- What you need to do
**a.** From the news item on the Supreme Court ruling, list every abbreviation that the item spells out in full, each with its expansion.
**b.** Please copy word for word the portion of the news item on the Supreme Court ruling that begins at the words "Despite obtaining approval" and stops after "under Section 240A.".
**c.** According to the news item on the Supreme Court ruling, why did the NCLT reject the resolution plan? Answer in one to three sentences.

- Reading text
Last Updated: 14-12-2023 10:31:49pm

The Supreme Court has ruled that under Section 240A of the Insolvency and Bankruptcy Code, 2016 (IBC), a corporate debtor's promoter remains eligible to submit a resolution plan even if the entity is registered as a Micro, Small, and Medium Enterprise (MSME) after the commencement of the Corporate Insolvency Resolution Process (CIRP). The decision overturns a National Company Law Appellate Tribunal (NCLAT) order declaring a promoter ineligible due to obtaining an MSME certificate post-CIRP initiation.

On April 6, 2021, Shree Aashraya Infra-Con Limited entered CIRP under IBC, and on July 15, 2021, it secured MSME registration. Mr. Hari Babu Thota served as the appointed Resolution Professional. The amendment to IBC on November 23, 2017, introduced Section 29A, listing individuals ineligible to submit a resolution plan, including promoters and related parties. Section 240A, effective June 6, 2018, exempted MSME corporate debtors from Section 29A restrictions, allowing promoters to submit resolution plans.

Despite obtaining approval from the Committee of Creditors, the NCLT on February 28, 2023, rejected the resolution plan, citing the post-CIRP MSME certification. The NCLAT upheld this decision on June 2, 2023, relying on precedent and asserting that post-CIRP MSME certification disqualifies promoters from benefiting under Section 240A.

- Data
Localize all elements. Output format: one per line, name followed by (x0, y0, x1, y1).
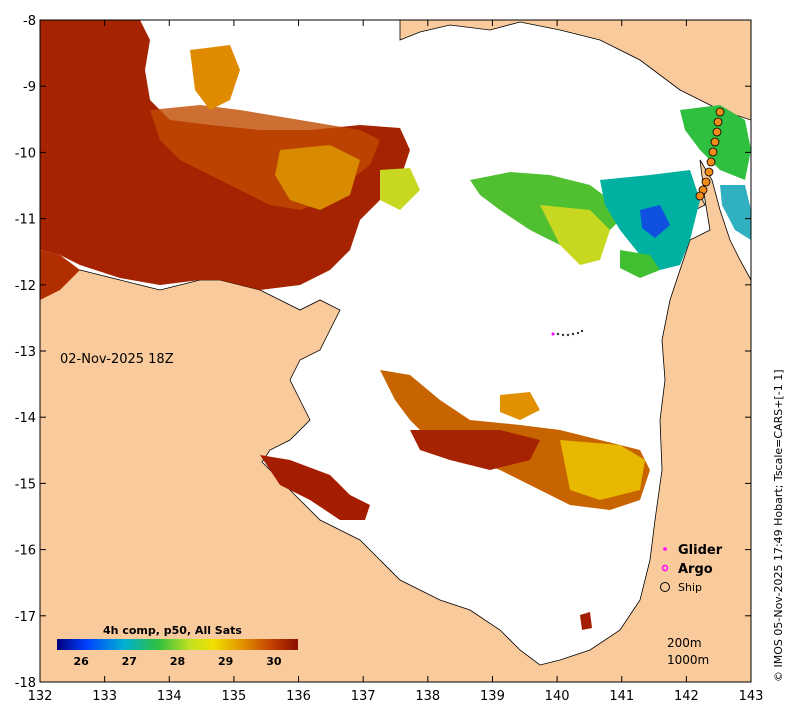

- Results for the exercise
**a.**
IBC: Insolvency and Bankruptcy Code, 2016
MSME: Micro, Small, and Medium Enterprise
CIRP: Corporate Insolvency Resolution Process
NCLAT: National Company Law Appellate Tribunal

**b.**
Despite obtaining approval from the Committee of Creditors, the NCLT on February 28, 2023, rejected the resolution plan, citing the post-CIRP MSME certification. The NCLAT upheld this decision on June 2, 2023, relying on precedent and asserting that post-CIRP MSME certification disqualifies promoters from benefiting under Section 240A.

**c.** The NCLT rejected the plan because the corporate debtor's MSME certification came after the CIRP had begun. It made this decision even though the Committee of Creditors had approved the plan.